PAGE:
'''
Published Jan. 25, 2018

Well, it's Oscar season again, time to revel in what makes this award so special and exciting.

Ladies and gentlemen, we present: The Snubs!

James Franco was snubbed. ("James Franco Goes Surfing Day Before Oscar Snub," TMZ reported.)

"Wonder Woman" was snubbed. (A "major snub," said Forbes.)

Jessica Chastain, Armie Hammer, Tom Hanks, snubbed, snubbed, snubbed.

"Biggest Surprises and Snubs of 2018 Oscar Nominations" said a headline in People magazine.

"The Snubs and Surprises of the 2018 Oscar Nominations," said The New York Times.

"Oscar nominations 2018: Snubbed!" gasped USA Today.

If I had a dollar for every time I read a variation on the word "snub" after the Oscar nominations were announced Tuesday, I'd be as rich as Steven Spielberg, who was also snubbed.

In the course of ordinary conversation, ordinary adults rarely use the word "snub." Except during Hollywood awards season -- or the Grammys, the Emmys and some sports -- it's a word I associate with teenage behavior.

When I hear it, I see a mean girl in fancy shoes clicking down the high school hallways, nose in the air, refusing to even, like, you know, glance at her rival. I see her, like, totally ignoring the frumpy new girl in the lunchroom. I see the cool football player ignoring the mean girl at the dance and dancing with the frumpy new girl instead. I see gaggles of other kids outraged and entertained by the drama of it all.

Now that's classic snubbing. What happens with the Oscars is mostly something else.

To snub means to rebuff, to ignore, to spurn with disdain. It implies insult, contempt, intentional humiliation.

If you walk into a party, see an old friend, look in his direction then conspicuously avoid him all night, you've snubbed him. If everyone in your friend group was invited to the party, but you weren't, there's a good chance, my friend, that you were snubbed. When you don't bother to respond to your in-laws' invitations, you've snubbed them.
'''
DATA SUPPLIED:
'''
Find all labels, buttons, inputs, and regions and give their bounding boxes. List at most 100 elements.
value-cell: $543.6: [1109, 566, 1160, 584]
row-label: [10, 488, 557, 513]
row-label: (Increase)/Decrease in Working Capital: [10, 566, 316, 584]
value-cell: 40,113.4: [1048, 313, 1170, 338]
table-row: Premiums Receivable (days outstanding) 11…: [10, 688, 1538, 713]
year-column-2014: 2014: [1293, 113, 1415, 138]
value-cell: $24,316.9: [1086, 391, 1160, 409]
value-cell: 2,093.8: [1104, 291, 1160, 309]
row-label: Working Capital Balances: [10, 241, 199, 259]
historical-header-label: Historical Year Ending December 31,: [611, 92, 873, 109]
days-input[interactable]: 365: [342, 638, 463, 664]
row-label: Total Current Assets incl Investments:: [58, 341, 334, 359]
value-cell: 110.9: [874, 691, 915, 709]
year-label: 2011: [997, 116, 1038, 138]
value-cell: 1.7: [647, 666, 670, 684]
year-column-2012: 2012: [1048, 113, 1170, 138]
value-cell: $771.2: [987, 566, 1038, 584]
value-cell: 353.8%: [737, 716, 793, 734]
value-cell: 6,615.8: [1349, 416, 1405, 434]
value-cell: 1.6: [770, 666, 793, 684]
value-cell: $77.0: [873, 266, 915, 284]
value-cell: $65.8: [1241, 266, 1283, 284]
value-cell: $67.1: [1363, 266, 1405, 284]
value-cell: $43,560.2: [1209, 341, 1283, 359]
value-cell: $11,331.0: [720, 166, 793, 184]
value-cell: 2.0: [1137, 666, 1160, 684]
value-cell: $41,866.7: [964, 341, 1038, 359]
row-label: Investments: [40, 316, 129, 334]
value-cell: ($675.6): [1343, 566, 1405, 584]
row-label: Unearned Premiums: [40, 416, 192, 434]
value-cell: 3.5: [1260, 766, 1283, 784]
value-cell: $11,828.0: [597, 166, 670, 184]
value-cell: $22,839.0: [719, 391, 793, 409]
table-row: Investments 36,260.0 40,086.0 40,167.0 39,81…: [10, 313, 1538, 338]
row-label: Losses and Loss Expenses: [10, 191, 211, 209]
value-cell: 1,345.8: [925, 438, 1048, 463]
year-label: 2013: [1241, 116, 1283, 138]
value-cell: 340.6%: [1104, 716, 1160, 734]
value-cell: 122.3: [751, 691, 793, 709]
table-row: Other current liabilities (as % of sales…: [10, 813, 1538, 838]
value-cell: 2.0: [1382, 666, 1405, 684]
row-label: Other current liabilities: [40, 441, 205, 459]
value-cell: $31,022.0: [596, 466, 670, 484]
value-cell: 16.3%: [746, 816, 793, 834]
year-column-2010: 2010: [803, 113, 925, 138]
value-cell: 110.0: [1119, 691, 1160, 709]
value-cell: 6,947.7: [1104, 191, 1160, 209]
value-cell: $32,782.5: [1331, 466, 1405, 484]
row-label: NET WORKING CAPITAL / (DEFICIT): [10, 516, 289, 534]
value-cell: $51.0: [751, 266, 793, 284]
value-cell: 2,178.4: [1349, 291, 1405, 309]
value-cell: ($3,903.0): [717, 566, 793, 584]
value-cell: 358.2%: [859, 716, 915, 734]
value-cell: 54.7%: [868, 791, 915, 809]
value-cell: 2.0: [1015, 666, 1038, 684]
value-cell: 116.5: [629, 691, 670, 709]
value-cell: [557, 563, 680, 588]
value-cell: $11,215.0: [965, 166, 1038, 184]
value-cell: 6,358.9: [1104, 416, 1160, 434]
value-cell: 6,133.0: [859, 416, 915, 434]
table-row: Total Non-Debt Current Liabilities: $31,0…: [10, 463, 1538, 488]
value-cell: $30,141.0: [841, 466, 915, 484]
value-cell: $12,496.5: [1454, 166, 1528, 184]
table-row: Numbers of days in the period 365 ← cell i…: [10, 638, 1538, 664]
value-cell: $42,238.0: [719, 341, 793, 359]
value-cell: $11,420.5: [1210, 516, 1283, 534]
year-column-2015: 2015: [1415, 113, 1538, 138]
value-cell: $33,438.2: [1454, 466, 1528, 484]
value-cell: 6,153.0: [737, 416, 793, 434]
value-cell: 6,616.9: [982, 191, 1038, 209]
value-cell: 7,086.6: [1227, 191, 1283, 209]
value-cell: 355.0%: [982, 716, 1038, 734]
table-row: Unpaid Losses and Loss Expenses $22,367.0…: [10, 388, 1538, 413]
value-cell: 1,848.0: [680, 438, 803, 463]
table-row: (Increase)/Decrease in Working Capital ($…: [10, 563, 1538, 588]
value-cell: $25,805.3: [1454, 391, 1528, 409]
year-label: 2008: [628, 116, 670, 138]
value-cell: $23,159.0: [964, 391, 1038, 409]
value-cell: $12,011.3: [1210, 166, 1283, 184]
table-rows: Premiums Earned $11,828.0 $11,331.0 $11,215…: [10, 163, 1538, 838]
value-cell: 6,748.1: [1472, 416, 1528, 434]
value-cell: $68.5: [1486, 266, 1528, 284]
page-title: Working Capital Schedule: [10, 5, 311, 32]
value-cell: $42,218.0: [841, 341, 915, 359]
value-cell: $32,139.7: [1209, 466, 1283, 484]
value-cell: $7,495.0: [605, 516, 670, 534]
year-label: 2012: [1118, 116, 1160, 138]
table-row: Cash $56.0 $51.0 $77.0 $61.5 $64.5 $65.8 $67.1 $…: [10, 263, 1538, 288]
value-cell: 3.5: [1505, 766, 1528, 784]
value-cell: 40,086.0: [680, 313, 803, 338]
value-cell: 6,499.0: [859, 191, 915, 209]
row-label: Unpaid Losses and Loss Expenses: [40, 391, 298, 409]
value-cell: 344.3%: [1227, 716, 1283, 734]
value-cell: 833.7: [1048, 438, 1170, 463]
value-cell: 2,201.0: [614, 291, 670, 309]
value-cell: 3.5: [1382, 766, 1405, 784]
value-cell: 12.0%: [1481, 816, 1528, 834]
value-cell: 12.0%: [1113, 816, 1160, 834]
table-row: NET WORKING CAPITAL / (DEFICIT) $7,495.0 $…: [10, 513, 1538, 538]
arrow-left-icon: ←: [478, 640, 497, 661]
'''
Extract the full Oscar snubs piece verbatim, preserving every line and all punctuation. The entries have no connection to the Oscar snubs piece.

SOLUTION:
Published Jan. 25, 2018

Well, it's Oscar season again, time to revel in what makes this award so special and exciting.

Ladies and gentlemen, we present: The Snubs!

James Franco was snubbed. ("James Franco Goes Surfing Day Before Oscar Snub," TMZ reported.)

"Wonder Woman" was snubbed. (A "major snub," said Forbes.)

Jessica Chastain, Armie Hammer, Tom Hanks, snubbed, snubbed, snubbed.

"Biggest Surprises and Snubs of 2018 Oscar Nominations" said a headline in People magazine.

"The Snubs and Surprises of the 2018 Oscar Nominations," said The New York Times.

"Oscar nominations 2018: Snubbed!" gasped USA Today.

If I had a dollar for every time I read a variation on the word "snub" after the Oscar nominations were announced Tuesday, I'd be as rich as Steven Spielberg, who was also snubbed.

In the course of ordinary conversation, ordinary adults rarely use the word "snub." Except during Hollywood awards season -- or the Grammys, the Emmys and some sports -- it's a word I associate with teenage behavior.

When I hear it, I see a mean girl in fancy shoes clicking down the high school hallways, nose in the air, refusing to even, like, you know, glance at her rival. I see her, like, totally ignoring the frumpy new girl in the lunchroom. I see the cool football player ignoring the mean girl at the dance and dancing with the frumpy new girl instead. I see gaggles of other kids outraged and entertained by the drama of it all.

Now that's classic snubbing. What happens with the Oscars is mostly something else.

To snub means to rebuff, to ignore, to spurn with disdain. It implies insult, contempt, intentional humiliation.

If you walk into a party, see an old friend, look in his direction then conspicuously avoid him all night, you've snubbed him. If everyone in your friend group was invited to the party, but you weren't, there's a good chance, my friend, that you were snubbed. When you don't bother to respond to your in-laws' invitations, you've snubbed them.